* _Exercise instructions_: From the listing below, extract every line in which the word "příprava" appears.

* _Provided records_:
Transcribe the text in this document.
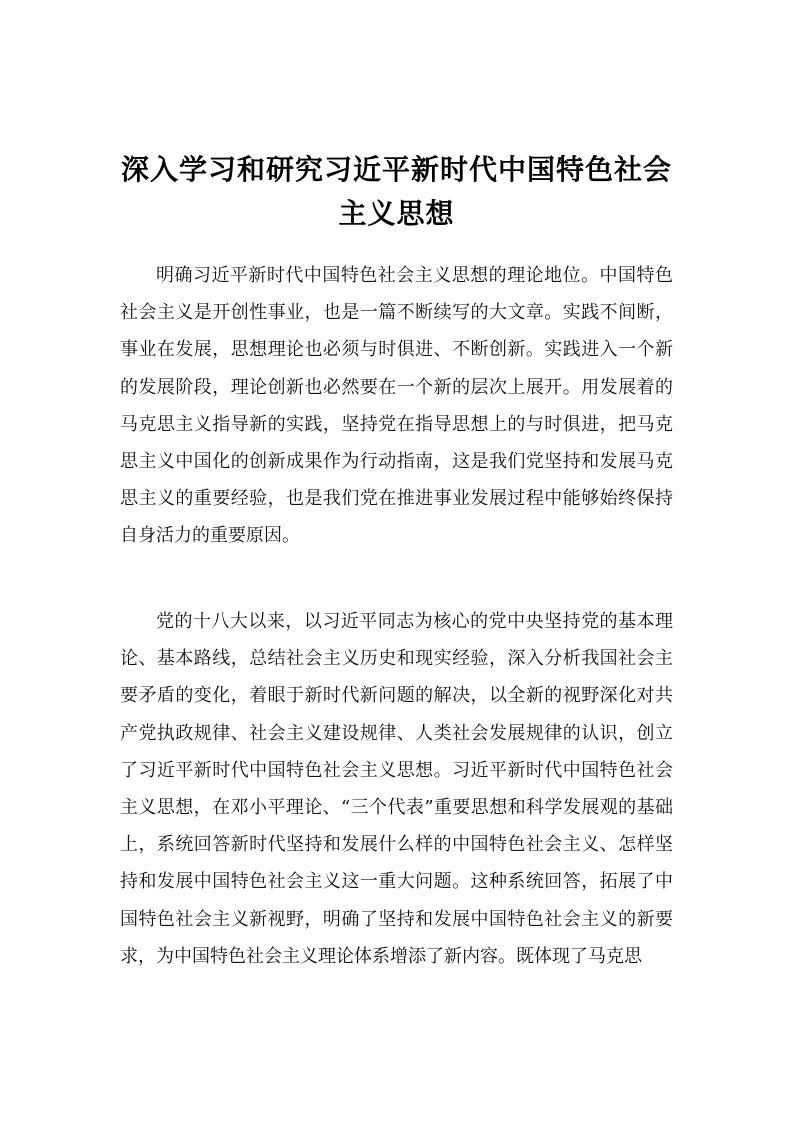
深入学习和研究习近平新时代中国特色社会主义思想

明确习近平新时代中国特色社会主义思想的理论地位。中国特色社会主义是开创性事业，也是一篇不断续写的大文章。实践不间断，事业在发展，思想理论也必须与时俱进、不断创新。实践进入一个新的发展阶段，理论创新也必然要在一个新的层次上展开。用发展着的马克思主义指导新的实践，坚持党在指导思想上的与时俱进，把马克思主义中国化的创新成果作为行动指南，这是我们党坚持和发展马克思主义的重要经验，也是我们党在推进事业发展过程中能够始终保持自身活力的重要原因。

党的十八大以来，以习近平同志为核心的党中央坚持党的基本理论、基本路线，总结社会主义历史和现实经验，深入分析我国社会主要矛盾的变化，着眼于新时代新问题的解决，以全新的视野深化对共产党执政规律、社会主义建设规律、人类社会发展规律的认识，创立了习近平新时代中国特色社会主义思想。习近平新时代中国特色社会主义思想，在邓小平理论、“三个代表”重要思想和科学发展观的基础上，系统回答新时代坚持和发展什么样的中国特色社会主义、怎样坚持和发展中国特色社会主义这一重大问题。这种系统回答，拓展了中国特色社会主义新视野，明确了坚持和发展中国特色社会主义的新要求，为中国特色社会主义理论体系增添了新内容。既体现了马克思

--

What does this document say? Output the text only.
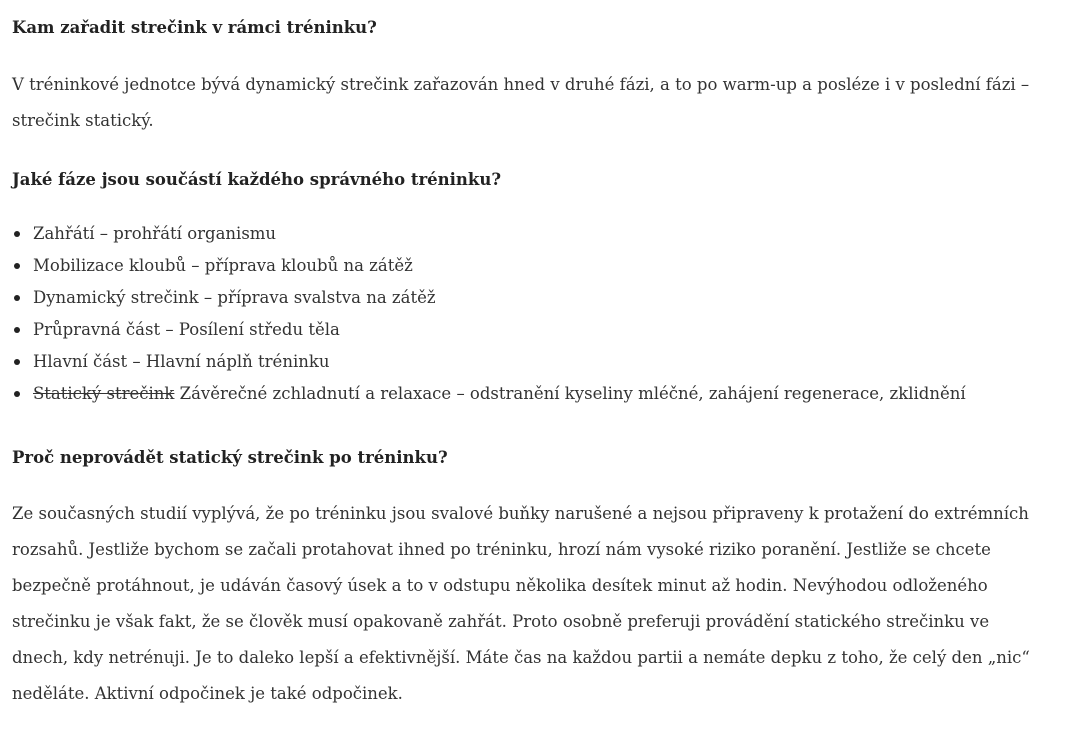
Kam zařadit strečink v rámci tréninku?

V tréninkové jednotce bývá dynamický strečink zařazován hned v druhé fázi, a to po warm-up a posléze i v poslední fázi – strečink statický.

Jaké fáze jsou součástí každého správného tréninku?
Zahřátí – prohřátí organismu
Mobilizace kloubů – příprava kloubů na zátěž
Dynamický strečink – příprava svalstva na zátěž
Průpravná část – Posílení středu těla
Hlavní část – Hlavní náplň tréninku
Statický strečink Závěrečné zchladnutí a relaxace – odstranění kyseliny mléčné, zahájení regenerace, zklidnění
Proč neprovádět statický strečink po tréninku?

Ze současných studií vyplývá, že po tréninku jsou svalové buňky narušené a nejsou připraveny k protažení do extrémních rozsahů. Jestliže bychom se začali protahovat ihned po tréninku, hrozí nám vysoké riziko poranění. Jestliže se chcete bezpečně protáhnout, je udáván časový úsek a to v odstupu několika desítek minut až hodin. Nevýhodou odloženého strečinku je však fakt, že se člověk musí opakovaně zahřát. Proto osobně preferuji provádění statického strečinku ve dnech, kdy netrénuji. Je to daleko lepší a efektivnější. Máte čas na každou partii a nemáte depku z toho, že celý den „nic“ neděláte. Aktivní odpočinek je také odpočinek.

* _Response below_:
Mobilizace kloubů – příprava kloubů na zátěž
Dynamický strečink – příprava svalstva na zátěž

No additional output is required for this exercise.